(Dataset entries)

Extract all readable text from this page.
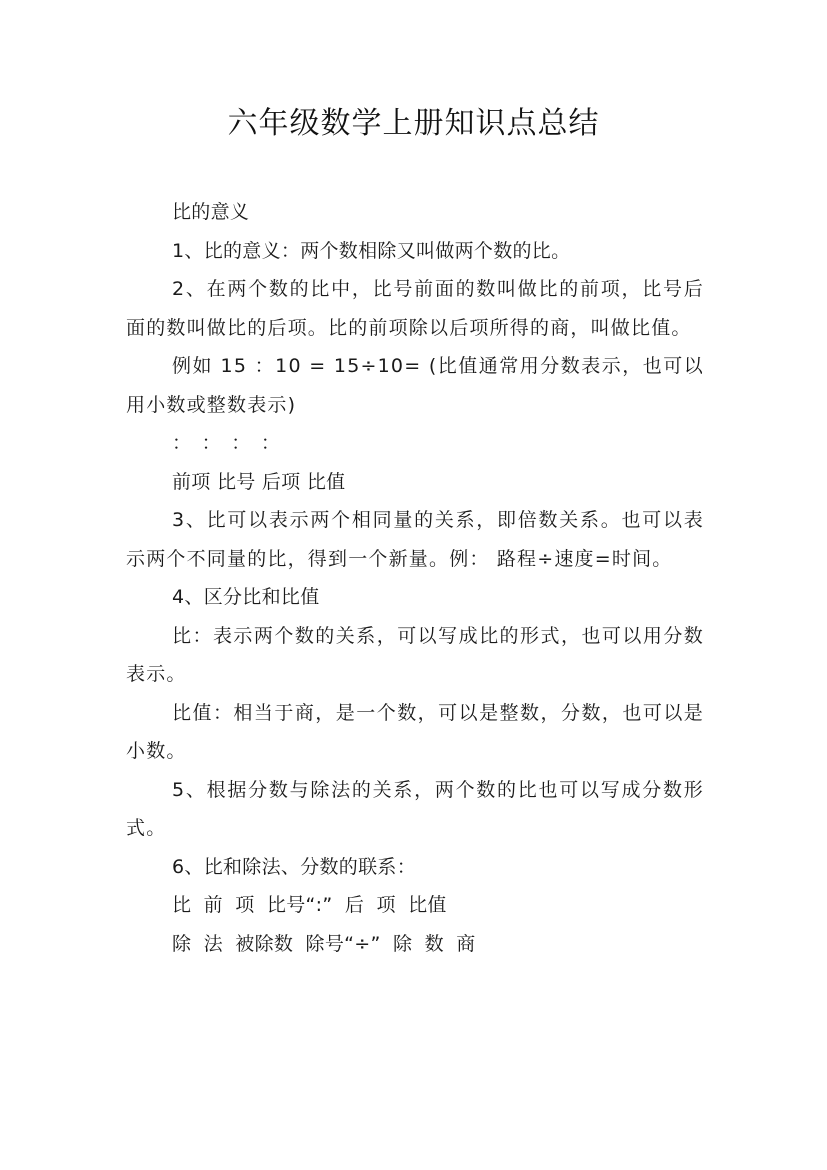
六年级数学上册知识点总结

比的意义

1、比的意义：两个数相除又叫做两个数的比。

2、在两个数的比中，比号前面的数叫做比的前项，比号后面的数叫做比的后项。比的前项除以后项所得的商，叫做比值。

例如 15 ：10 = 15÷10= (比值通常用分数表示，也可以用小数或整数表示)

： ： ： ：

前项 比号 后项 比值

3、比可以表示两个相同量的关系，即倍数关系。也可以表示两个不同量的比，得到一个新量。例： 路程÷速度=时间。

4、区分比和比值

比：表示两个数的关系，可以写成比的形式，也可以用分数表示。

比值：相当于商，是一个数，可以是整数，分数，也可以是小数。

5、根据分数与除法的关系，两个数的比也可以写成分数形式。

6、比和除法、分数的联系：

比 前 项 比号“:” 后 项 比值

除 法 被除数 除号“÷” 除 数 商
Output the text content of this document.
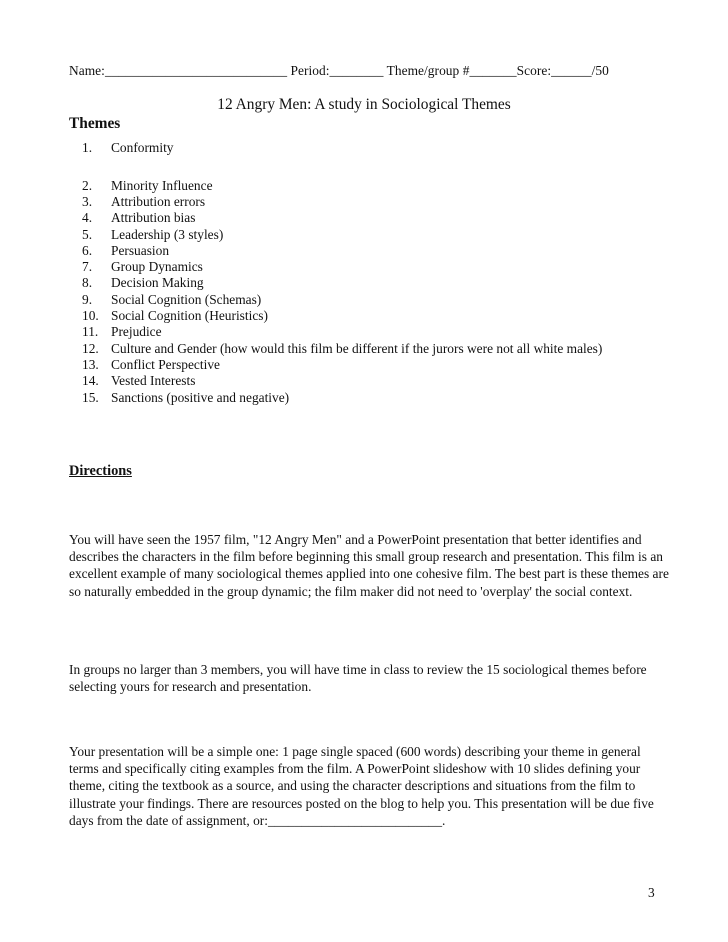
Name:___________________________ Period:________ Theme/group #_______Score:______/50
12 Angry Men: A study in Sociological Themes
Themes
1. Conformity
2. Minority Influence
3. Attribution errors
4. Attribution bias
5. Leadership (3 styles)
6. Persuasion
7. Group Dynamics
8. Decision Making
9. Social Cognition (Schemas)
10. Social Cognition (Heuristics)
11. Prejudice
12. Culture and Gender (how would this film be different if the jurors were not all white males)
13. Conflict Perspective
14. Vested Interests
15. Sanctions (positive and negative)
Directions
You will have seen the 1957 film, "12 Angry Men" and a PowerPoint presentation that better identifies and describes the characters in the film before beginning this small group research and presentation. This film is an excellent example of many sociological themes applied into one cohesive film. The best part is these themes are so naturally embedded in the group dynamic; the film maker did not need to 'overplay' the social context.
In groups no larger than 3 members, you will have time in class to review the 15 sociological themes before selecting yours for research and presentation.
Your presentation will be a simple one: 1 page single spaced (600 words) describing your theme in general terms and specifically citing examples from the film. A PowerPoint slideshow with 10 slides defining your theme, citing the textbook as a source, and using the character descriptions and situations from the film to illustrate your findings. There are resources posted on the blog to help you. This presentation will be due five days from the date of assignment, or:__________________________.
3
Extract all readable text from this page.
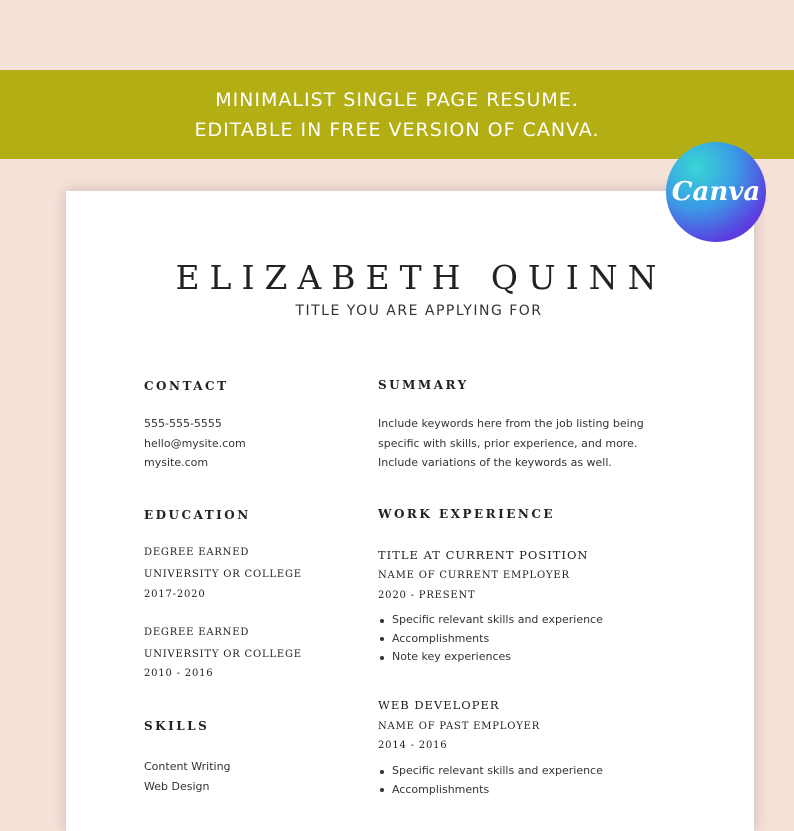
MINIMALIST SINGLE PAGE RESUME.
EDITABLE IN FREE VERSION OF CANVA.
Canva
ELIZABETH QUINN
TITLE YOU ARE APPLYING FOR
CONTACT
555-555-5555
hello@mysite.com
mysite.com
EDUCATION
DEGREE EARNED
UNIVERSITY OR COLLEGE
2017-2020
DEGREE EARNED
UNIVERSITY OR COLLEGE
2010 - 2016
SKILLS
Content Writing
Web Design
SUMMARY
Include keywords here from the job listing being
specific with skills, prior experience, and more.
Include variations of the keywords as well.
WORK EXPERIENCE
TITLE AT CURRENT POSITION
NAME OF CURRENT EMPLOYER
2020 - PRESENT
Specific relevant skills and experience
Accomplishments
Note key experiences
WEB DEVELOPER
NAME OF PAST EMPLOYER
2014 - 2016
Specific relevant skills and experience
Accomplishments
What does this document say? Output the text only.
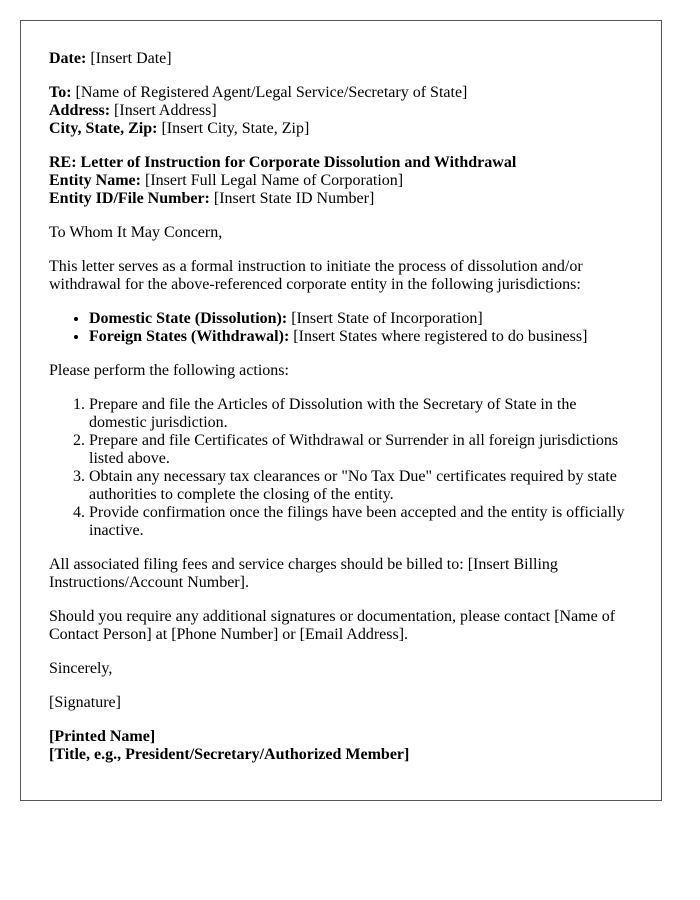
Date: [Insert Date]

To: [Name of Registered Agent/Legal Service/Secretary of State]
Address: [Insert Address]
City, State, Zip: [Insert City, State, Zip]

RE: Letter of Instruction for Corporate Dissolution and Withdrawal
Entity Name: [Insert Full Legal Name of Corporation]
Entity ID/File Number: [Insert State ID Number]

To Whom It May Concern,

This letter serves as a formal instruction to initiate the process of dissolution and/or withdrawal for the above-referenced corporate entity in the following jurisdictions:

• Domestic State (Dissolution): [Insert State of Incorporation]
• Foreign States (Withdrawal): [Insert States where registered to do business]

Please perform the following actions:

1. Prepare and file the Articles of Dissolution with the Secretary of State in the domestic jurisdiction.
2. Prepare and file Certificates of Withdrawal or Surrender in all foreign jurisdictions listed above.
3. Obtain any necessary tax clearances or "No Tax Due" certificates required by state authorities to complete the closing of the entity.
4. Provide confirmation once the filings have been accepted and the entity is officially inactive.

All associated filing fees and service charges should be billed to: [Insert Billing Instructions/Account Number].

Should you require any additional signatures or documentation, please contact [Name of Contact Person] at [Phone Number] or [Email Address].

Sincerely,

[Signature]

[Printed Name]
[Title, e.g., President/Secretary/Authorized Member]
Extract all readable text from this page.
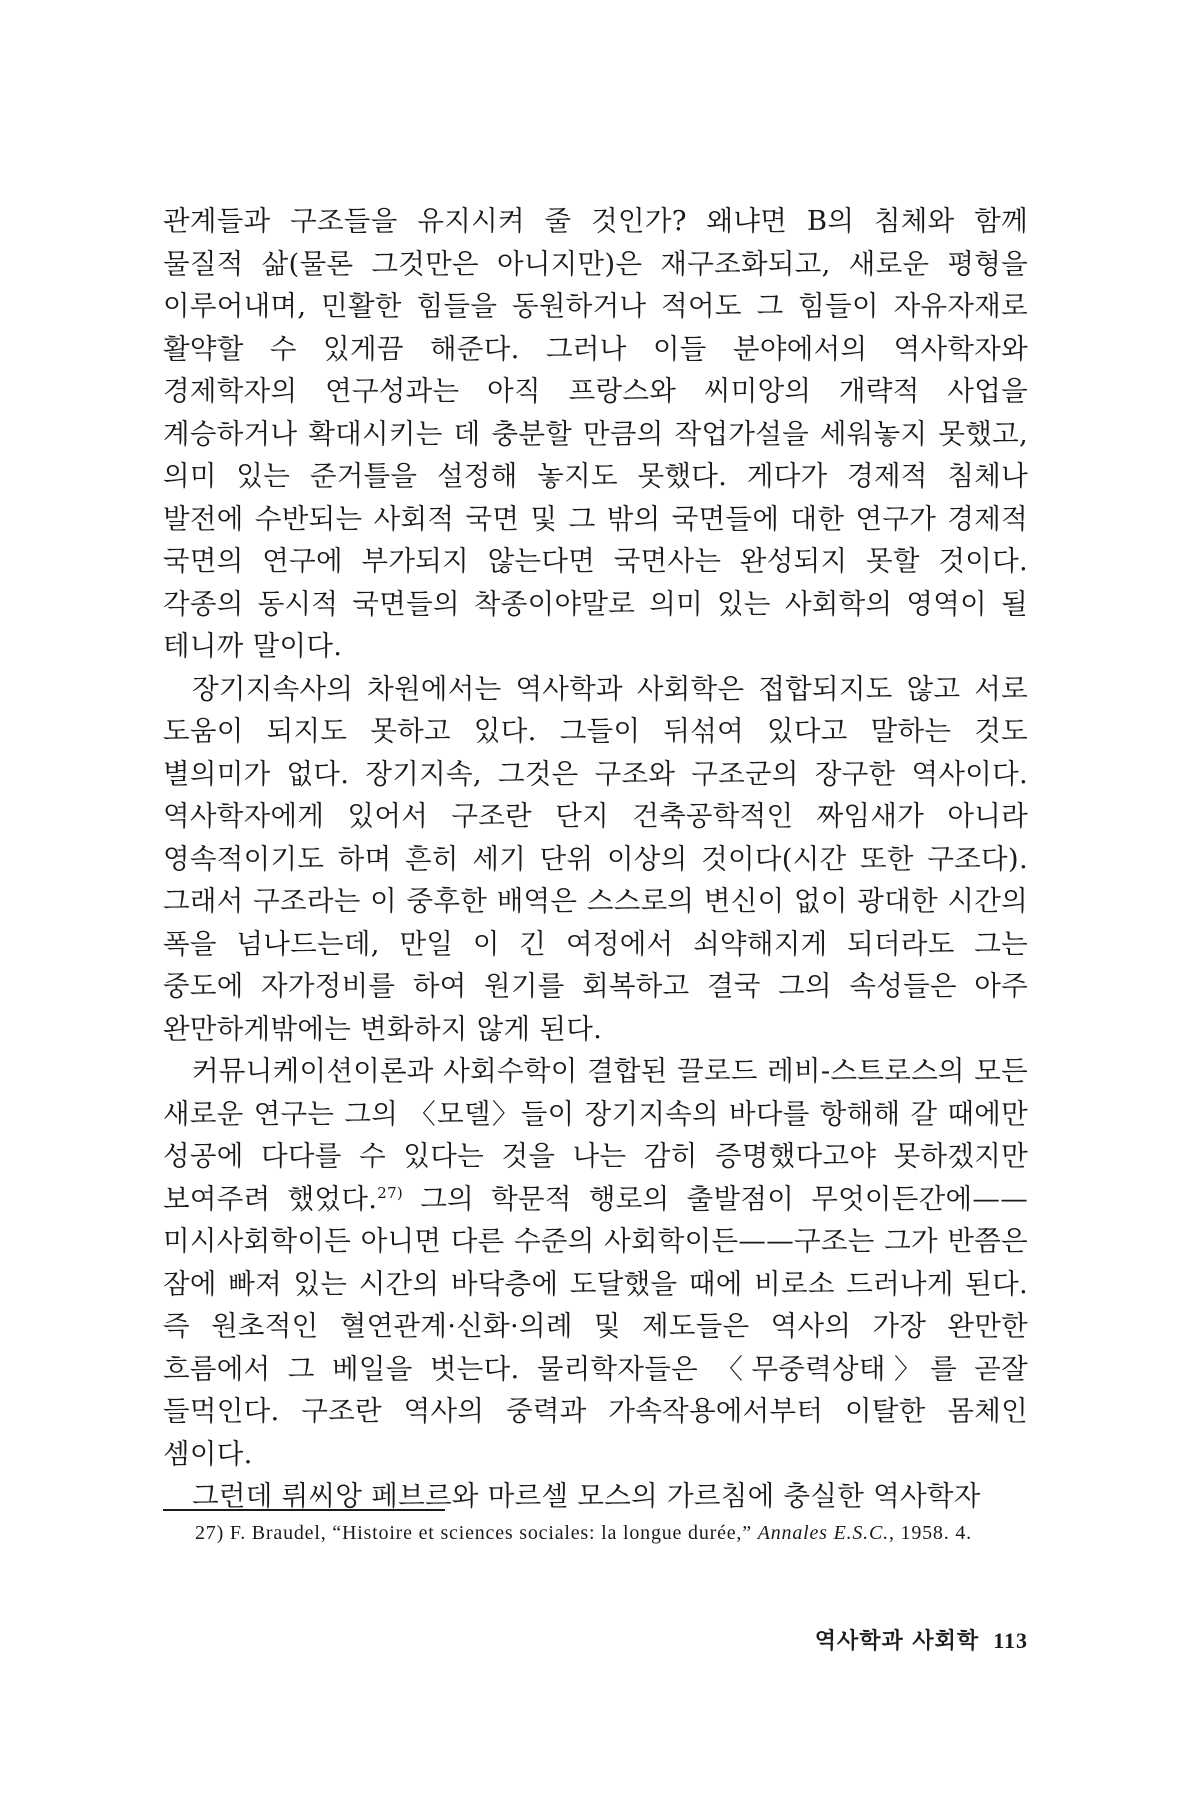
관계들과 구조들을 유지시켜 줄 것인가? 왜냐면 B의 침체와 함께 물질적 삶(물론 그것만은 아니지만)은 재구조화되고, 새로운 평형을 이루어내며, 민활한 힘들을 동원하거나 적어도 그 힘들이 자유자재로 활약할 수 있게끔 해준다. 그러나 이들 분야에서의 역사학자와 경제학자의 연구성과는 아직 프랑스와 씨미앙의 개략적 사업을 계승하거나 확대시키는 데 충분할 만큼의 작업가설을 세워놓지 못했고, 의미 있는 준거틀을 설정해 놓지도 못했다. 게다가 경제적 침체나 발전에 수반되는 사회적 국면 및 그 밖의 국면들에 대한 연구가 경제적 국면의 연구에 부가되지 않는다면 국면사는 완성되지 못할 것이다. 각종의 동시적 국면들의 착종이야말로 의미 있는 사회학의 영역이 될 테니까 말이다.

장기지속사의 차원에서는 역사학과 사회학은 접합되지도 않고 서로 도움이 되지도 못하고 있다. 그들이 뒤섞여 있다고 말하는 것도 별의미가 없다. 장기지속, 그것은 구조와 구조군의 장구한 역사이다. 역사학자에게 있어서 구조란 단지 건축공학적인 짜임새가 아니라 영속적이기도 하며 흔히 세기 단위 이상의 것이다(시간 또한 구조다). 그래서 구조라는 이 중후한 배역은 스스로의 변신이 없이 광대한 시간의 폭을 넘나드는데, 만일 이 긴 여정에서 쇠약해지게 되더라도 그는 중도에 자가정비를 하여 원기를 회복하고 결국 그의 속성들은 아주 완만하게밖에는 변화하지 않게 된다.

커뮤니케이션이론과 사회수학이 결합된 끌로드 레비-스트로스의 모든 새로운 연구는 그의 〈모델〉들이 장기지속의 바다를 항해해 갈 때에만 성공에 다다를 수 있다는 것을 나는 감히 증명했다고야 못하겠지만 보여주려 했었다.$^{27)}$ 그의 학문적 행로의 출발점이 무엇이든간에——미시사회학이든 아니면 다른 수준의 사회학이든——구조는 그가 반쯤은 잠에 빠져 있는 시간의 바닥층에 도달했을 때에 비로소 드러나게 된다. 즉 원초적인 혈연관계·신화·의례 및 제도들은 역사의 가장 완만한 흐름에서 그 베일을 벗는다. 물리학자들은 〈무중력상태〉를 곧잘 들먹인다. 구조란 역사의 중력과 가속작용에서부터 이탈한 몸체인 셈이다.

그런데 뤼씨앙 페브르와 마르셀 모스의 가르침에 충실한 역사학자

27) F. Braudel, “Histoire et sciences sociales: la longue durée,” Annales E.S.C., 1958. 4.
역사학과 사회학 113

### [Exercise]
Using the material above, set down every line exactly, but skip the pictures.

### [Answer]
Extract all readable text from this page.
六年级数学上册知识点总结

比的意义

1、比的意义：两个数相除又叫做两个数的比。

2、在两个数的比中，比号前面的数叫做比的前项，比号后面的数叫做比的后项。比的前项除以后项所得的商，叫做比值。

例如 15 ：10 = 15÷10= (比值通常用分数表示，也可以用小数或整数表示)

： ： ： ：

前项 比号 后项 比值

3、比可以表示两个相同量的关系，即倍数关系。也可以表示两个不同量的比，得到一个新量。例： 路程÷速度=时间。

4、区分比和比值

比：表示两个数的关系，可以写成比的形式，也可以用分数表示。

比值：相当于商，是一个数，可以是整数，分数，也可以是小数。

5、根据分数与除法的关系，两个数的比也可以写成分数形式。

6、比和除法、分数的联系：

比 前 项 比号“:” 后 项 比值

除 法 被除数 除号“÷” 除 数 商
Output the text content of this document.
Name:___________________________ Period:________ Theme/group #_______Score:______/50
12 Angry Men: A study in Sociological Themes
Themes
1. Conformity
2. Minority Influence
3. Attribution errors
4. Attribution bias
5. Leadership (3 styles)
6. Persuasion
7. Group Dynamics
8. Decision Making
9. Social Cognition (Schemas)
10. Social Cognition (Heuristics)
11. Prejudice
12. Culture and Gender (how would this film be different if the jurors were not all white males)
13. Conflict Perspective
14. Vested Interests
15. Sanctions (positive and negative)
Directions
You will have seen the 1957 film, "12 Angry Men" and a PowerPoint presentation that better identifies and describes the characters in the film before beginning this small group research and presentation. This film is an excellent example of many sociological themes applied into one cohesive film. The best part is these themes are so naturally embedded in the group dynamic; the film maker did not need to 'overplay' the social context.
In groups no larger than 3 members, you will have time in class to review the 15 sociological themes before selecting yours for research and presentation.
Your presentation will be a simple one: 1 page single spaced (600 words) describing your theme in general terms and specifically citing examples from the film. A PowerPoint slideshow with 10 slides defining your theme, citing the textbook as a source, and using the character descriptions and situations from the film to illustrate your findings. There are resources posted on the blog to help you. This presentation will be due five days from the date of assignment, or:__________________________.
3
Extract all readable text from this page.
MINIMALIST SINGLE PAGE RESUME.
EDITABLE IN FREE VERSION OF CANVA.
Canva
ELIZABETH QUINN
TITLE YOU ARE APPLYING FOR
CONTACT
555-555-5555
hello@mysite.com
mysite.com
EDUCATION
DEGREE EARNED
UNIVERSITY OR COLLEGE
2017-2020
DEGREE EARNED
UNIVERSITY OR COLLEGE
2010 - 2016
SKILLS
Content Writing
Web Design
SUMMARY
Include keywords here from the job listing being
specific with skills, prior experience, and more.
Include variations of the keywords as well.
WORK EXPERIENCE
TITLE AT CURRENT POSITION
NAME OF CURRENT EMPLOYER
2020 - PRESENT
Specific relevant skills and experience
Accomplishments
Note key experiences
WEB DEVELOPER
NAME OF PAST EMPLOYER
2014 - 2016
Specific relevant skills and experience
Accomplishments
What does this document say? Output the text only.
Date: [Insert Date]

To: [Name of Registered Agent/Legal Service/Secretary of State]
Address: [Insert Address]
City, State, Zip: [Insert City, State, Zip]

RE: Letter of Instruction for Corporate Dissolution and Withdrawal
Entity Name: [Insert Full Legal Name of Corporation]
Entity ID/File Number: [Insert State ID Number]

To Whom It May Concern,

This letter serves as a formal instruction to initiate the process of dissolution and/or withdrawal for the above-referenced corporate entity in the following jurisdictions:

• Domestic State (Dissolution): [Insert State of Incorporation]
• Foreign States (Withdrawal): [Insert States where registered to do business]

Please perform the following actions:

1. Prepare and file the Articles of Dissolution with the Secretary of State in the domestic jurisdiction.
2. Prepare and file Certificates of Withdrawal or Surrender in all foreign jurisdictions listed above.
3. Obtain any necessary tax clearances or "No Tax Due" certificates required by state authorities to complete the closing of the entity.
4. Provide confirmation once the filings have been accepted and the entity is officially inactive.

All associated filing fees and service charges should be billed to: [Insert Billing Instructions/Account Number].

Should you require any additional signatures or documentation, please contact [Name of Contact Person] at [Phone Number] or [Email Address].

Sincerely,

[Signature]

[Printed Name]
[Title, e.g., President/Secretary/Authorized Member]
Extract all readable text from this page.
관계들과 구조들을 유지시켜 줄 것인가? 왜냐면 B의 침체와 함께 물질적 삶(물론 그것만은 아니지만)은 재구조화되고, 새로운 평형을 이루어내며, 민활한 힘들을 동원하거나 적어도 그 힘들이 자유자재로 활약할 수 있게끔 해준다. 그러나 이들 분야에서의 역사학자와 경제학자의 연구성과는 아직 프랑스와 씨미앙의 개략적 사업을 계승하거나 확대시키는 데 충분할 만큼의 작업가설을 세워놓지 못했고, 의미 있는 준거틀을 설정해 놓지도 못했다. 게다가 경제적 침체나 발전에 수반되는 사회적 국면 및 그 밖의 국면들에 대한 연구가 경제적 국면의 연구에 부가되지 않는다면 국면사는 완성되지 못할 것이다. 각종의 동시적 국면들의 착종이야말로 의미 있는 사회학의 영역이 될 테니까 말이다.

장기지속사의 차원에서는 역사학과 사회학은 접합되지도 않고 서로 도움이 되지도 못하고 있다. 그들이 뒤섞여 있다고 말하는 것도 별의미가 없다. 장기지속, 그것은 구조와 구조군의 장구한 역사이다. 역사학자에게 있어서 구조란 단지 건축공학적인 짜임새가 아니라 영속적이기도 하며 흔히 세기 단위 이상의 것이다(시간 또한 구조다). 그래서 구조라는 이 중후한 배역은 스스로의 변신이 없이 광대한 시간의 폭을 넘나드는데, 만일 이 긴 여정에서 쇠약해지게 되더라도 그는 중도에 자가정비를 하여 원기를 회복하고 결국 그의 속성들은 아주 완만하게밖에는 변화하지 않게 된다.

커뮤니케이션이론과 사회수학이 결합된 끌로드 레비-스트로스의 모든 새로운 연구는 그의 〈모델〉들이 장기지속의 바다를 항해해 갈 때에만 성공에 다다를 수 있다는 것을 나는 감히 증명했다고야 못하겠지만 보여주려 했었다.$^{27)}$ 그의 학문적 행로의 출발점이 무엇이든간에——미시사회학이든 아니면 다른 수준의 사회학이든——구조는 그가 반쯤은 잠에 빠져 있는 시간의 바닥층에 도달했을 때에 비로소 드러나게 된다. 즉 원초적인 혈연관계·신화·의례 및 제도들은 역사의 가장 완만한 흐름에서 그 베일을 벗는다. 물리학자들은 〈무중력상태〉를 곧잘 들먹인다. 구조란 역사의 중력과 가속작용에서부터 이탈한 몸체인 셈이다.

그런데 뤼씨앙 페브르와 마르셀 모스의 가르침에 충실한 역사학자

27) F. Braudel, “Histoire et sciences sociales: la longue durée,” Annales E.S.C., 1958. 4.
역사학과 사회학 113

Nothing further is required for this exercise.